**Text passage:**
▼

Loomis, Inc. v. Cudahy

Decision Date01 October 1982
Docket NumberNo. 13291,13291
CourtIdaho Supreme Court
PartiesLOOMIS, INC., Plaintiff, v. Audrie B. CUDAHY, Defendant, Counter-Claimant, Third Party Plaintiff-Appellant, v. John R. SMITH, Third Party Defendant-Respondent, and Ronald W. Liese; Liese & Associates Insurance, Inc., an Idaho Corporation; and United Pacific Insurance Co., a Washington Corporation, Third Party Defendants. Ronald W. LIESE and Liese & Associates Insurance, Inc., an Idaho Corporation, Cross-Claimants, v. John R. SMITH and United Pacific Insurance Co., a Washington Corporation, Cross-Defendants.

Edward A. Lawson, Ketchum, and Robert Nord, Chicago, Ill., for defendant, counter claimant, third party plaintiff-appellant.

Terry G. Hogue, Ketchum, for third party defendant-respondent.

DONALDSON, Justice.

A contract was entered into between the appellant-third party plaintiff Audrie B. Cudahy and the respondent-third party defendant John R. Smith on February 2, 1976. Smith was to perform for compensation by Cudahy services as an architect in the construction of a single-family dwelling. The contract contained an arbitration clause. 1 It also recited that the house would be built on a particular lot, but in fact the house was built on a different lot. Upon Smith's recommendation, Cudahy entered into a construction contract with a contractor. A performance bond was issued by Ronald W. Liese and Liese & Associates Insurance, Inc. purportedly as agents for United Pacific Insurance Company. The contractor defaulted and another contractor Loomis came in and contracted with Liese to complete the house on a time and materials basis. When his final bill of approximately $14,000.00 was not paid, Loomis filed a mechanic's lien against the property and later filed an action to foreclose on the claim of lien against Cudahy. In turn, Cudahy filed a third-party complaint against Smith and others. A default judgment was entered against Smith which later was set aside.

Pursuant to the provisions of I.C. § 7-902(a) an evidentiary hearing was held on December 2, 1977, before the district court to determine whether a valid agreement to arbitrate existed between the parties. After reviewing briefs and considering the oral testimony presented by Cudahy, the district court ordered the parties to proceed to arbitration. Cudahy sought certified interlocutory review of this order which was denied by this Court on February 3, 1978.

Pursuant to a district court order, the American Arbitration Association (AAA) was appointed to arbitrate the dispute. In August 1978, Cudahy filed a motion to dismiss arbitration with the AAA which was forwarded to the arbitrator. The AAA gave notice dated October 10, 1978, that the arbitration hearing would be held on December 4, 1978. The arbitrator by letter dated November 14, 1978, informed the AAA that the parties had agreed to reschedule the hearing to December 5, 1978. The AAA gave notice dated November 17, 1978, of the new hearing date. Cudahy's counsel sought by letter dated November 16, 1978, a continuance until February 1979 due to alleged personal problems which made Cudahy unavailable for the scheduled After receiving cross-motions to confirm or vacate, the district court confirmed the arbitration award and later denied Cudahy's motion for reconsideration of the confirming order. Cudahy appeals. We affirm.

▲

(Document layout detection data)
▼

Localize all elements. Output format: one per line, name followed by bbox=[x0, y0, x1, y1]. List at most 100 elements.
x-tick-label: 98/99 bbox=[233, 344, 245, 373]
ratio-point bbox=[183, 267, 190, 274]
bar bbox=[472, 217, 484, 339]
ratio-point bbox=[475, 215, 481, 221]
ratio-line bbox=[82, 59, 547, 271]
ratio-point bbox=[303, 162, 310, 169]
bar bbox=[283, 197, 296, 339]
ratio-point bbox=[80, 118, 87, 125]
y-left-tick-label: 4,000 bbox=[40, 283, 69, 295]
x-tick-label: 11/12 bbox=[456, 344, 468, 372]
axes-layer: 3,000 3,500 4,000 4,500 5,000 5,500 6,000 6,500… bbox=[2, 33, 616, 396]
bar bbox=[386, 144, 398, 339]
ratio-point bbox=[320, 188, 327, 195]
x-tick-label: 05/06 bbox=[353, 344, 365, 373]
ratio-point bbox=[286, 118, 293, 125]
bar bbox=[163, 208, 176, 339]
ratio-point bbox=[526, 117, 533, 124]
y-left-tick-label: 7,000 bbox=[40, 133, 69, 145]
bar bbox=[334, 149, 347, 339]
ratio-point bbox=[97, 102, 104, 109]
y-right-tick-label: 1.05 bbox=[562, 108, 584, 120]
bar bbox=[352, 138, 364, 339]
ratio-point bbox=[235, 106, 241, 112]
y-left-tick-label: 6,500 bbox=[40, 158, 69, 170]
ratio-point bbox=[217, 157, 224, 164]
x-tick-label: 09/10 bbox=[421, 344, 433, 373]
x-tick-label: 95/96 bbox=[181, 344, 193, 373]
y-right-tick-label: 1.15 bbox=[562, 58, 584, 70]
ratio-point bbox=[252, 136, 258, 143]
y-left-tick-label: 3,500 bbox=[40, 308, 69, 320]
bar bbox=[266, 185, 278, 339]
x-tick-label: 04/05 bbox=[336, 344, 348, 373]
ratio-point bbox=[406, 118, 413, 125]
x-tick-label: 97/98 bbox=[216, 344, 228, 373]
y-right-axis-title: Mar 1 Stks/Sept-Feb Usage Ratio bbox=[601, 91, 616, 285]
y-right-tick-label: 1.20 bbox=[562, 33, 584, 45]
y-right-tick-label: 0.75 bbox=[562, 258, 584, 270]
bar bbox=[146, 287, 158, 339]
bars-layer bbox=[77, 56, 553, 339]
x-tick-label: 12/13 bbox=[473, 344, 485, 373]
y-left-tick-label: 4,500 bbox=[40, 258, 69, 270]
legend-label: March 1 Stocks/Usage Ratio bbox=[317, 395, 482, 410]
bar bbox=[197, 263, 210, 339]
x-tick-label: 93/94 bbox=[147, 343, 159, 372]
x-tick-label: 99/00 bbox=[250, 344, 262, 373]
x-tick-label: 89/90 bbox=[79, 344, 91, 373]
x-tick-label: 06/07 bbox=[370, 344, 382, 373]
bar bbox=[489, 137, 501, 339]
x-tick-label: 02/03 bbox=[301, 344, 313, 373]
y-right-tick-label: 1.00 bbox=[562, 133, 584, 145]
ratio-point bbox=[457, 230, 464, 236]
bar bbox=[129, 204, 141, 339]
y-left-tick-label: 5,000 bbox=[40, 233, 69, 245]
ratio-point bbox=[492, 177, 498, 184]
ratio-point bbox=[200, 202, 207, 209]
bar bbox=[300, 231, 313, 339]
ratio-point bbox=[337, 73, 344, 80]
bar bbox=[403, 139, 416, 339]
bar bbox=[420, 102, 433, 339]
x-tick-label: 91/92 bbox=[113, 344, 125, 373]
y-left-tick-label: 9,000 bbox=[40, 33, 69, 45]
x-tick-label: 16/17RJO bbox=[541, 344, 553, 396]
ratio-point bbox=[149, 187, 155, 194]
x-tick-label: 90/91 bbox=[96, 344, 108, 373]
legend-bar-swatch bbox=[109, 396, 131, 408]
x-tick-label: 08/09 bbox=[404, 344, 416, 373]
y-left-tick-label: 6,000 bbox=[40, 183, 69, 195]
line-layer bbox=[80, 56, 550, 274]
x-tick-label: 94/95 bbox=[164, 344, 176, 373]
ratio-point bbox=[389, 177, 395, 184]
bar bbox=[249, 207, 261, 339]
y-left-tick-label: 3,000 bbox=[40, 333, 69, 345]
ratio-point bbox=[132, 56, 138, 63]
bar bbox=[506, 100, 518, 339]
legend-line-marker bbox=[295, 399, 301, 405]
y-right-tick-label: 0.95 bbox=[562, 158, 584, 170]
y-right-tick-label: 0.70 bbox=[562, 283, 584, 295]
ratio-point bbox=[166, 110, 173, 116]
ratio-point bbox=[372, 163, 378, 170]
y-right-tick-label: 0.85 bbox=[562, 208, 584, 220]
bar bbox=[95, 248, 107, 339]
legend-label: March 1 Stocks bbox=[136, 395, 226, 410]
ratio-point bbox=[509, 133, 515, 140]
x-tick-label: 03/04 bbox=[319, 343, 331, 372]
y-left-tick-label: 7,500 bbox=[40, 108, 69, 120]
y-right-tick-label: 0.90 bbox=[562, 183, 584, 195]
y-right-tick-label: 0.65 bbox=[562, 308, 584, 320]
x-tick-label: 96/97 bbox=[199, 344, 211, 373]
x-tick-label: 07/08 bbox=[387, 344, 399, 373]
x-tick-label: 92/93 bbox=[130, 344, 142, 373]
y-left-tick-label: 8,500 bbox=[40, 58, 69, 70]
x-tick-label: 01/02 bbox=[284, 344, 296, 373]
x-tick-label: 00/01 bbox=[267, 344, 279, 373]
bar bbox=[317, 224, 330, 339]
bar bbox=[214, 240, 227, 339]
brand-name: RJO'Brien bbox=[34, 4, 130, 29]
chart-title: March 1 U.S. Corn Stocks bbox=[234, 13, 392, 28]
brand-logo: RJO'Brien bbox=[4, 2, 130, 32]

▲

**Apply what you read:**
**a.** Answer these questions using the Loomis, Inc. v. Cudahy opinion:
(i) On what date did Cudahy and Smith enter into their contract?
(ii) On what date did the district court hold the evidentiary hearing?
(iii) To what date did the parties agree to reschedule the arbitration hearing?
**b.** Please rewrite the paragraph of the Loomis, Inc. v. Cudahy opinion that begins "Pursuant to the provisions of I.C. § 7-902(a)" in fewer words, keeping its main facts.
**c.** Decide whether each statement agrees with the Loomis, Inc. v. Cudahy opinion. Answer yes or no, and quote the words from the opinion that decide it.
(i) The house was built on the lot named in the contract.
(ii) Loomis's final bill was approximately $14,000.00.
(iii) The default judgment against Smith remained in effect.

**Exercise answers:**
**a.**
(i) February 2, 1976
(ii) December 2, 1977
(iii) December 5, 1978

**b.** On December 2, 1977, under I.C. § 7-902(a), the district court held an evidentiary hearing to decide whether the parties had a valid agreement to arbitrate. After reviewing briefs and hearing Cudahy's oral testimony, it ordered arbitration. On February 3, 1978, this Court denied Cudahy's request for certified interlocutory review of that order.

**c.**
(i) No: "It also recited that the house would be built on a particular lot, but in fact the house was built on a different lot."
(ii) Yes: "When his final bill of approximately $14,000.00 was not paid"
(iii) No: "A default judgment was entered against Smith which later was set aside."